◆ STATED TASK ◆
Leaving out every picture, quote the data below exactly as it appears.

Data entries:
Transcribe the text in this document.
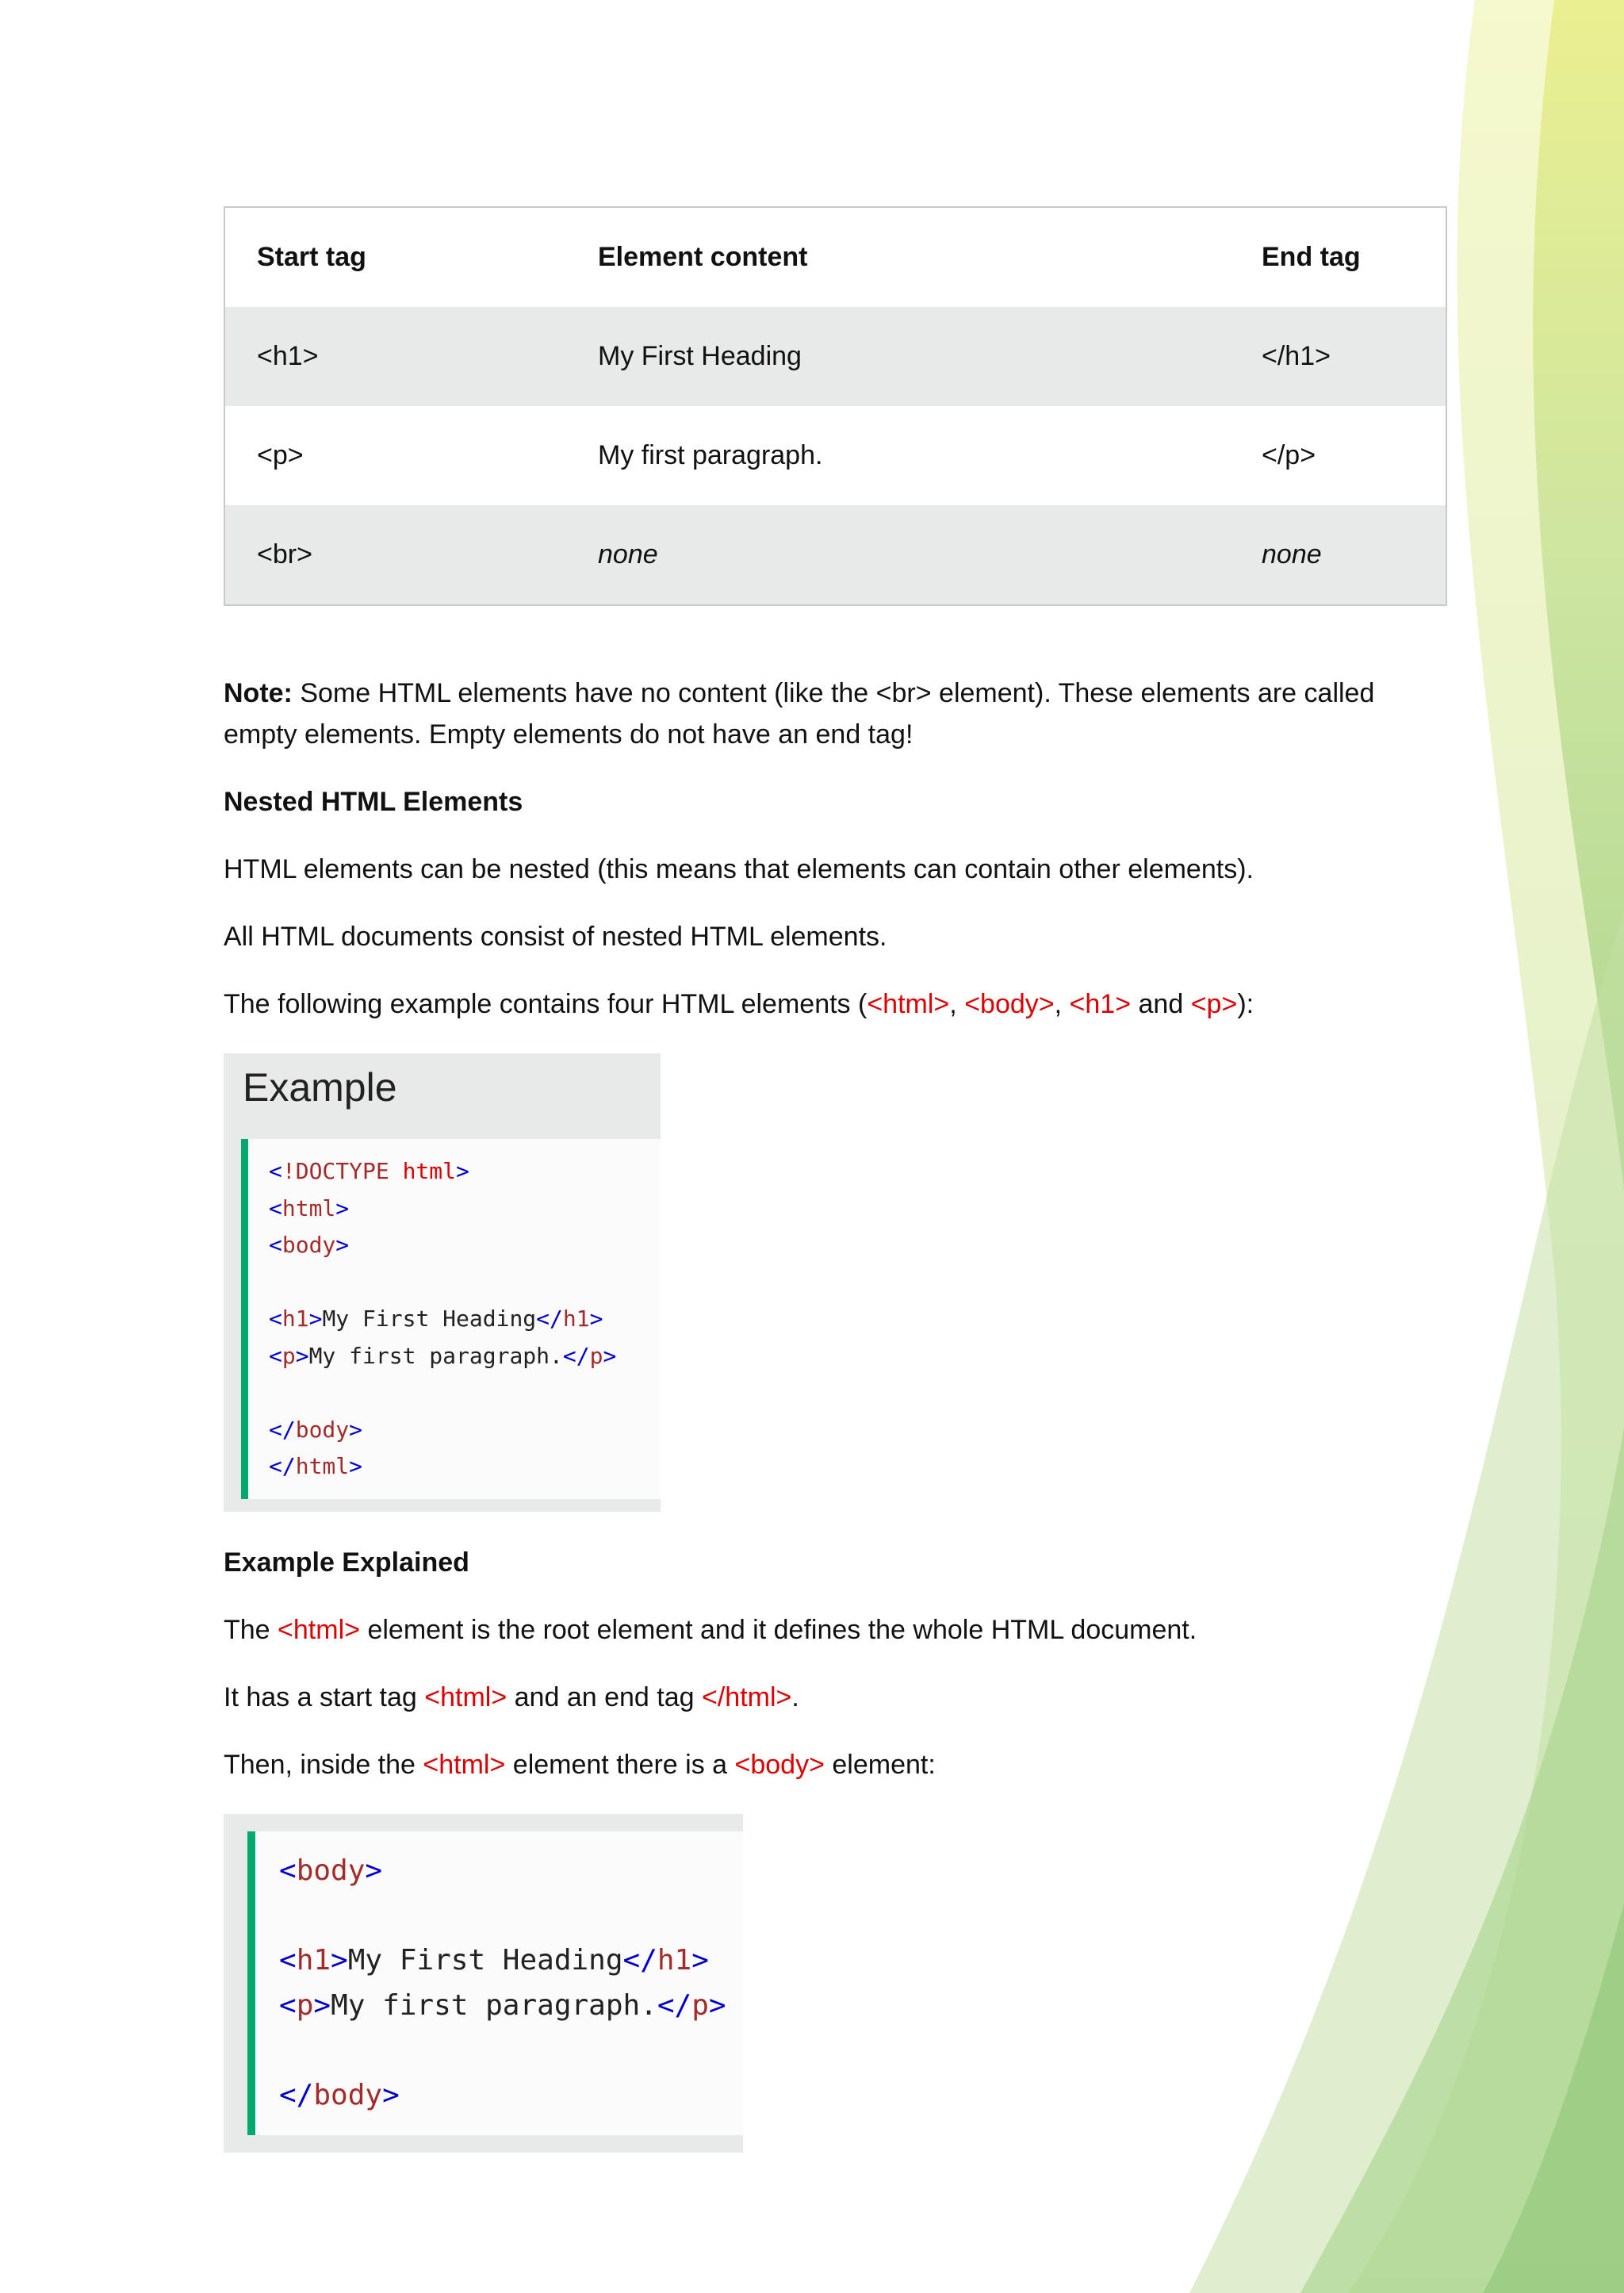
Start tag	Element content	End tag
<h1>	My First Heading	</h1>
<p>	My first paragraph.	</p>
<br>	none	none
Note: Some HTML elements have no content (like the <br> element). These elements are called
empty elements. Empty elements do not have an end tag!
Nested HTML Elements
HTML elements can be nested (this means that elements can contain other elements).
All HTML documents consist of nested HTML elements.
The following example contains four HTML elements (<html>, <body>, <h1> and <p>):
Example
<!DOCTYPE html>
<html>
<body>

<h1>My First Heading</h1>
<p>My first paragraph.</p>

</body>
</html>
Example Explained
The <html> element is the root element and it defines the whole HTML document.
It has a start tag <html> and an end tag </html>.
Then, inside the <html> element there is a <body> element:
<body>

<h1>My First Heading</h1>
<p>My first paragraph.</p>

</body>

◆ SOLUTION TO THE EXERCISE ◆
Transcribe the text in this document.
Start tag	Element content	End tag
<h1>	My First Heading	</h1>
<p>	My first paragraph.	</p>
<br>	none	none
Note: Some HTML elements have no content (like the <br> element). These elements are called
empty elements. Empty elements do not have an end tag!
Nested HTML Elements
HTML elements can be nested (this means that elements can contain other elements).
All HTML documents consist of nested HTML elements.
The following example contains four HTML elements (<html>, <body>, <h1> and <p>):
Example
<!DOCTYPE html>
<html>
<body>

<h1>My First Heading</h1>
<p>My first paragraph.</p>

</body>
</html>
Example Explained
The <html> element is the root element and it defines the whole HTML document.
It has a start tag <html> and an end tag </html>.
Then, inside the <html> element there is a <body> element:
<body>

<h1>My First Heading</h1>
<p>My first paragraph.</p>

</body>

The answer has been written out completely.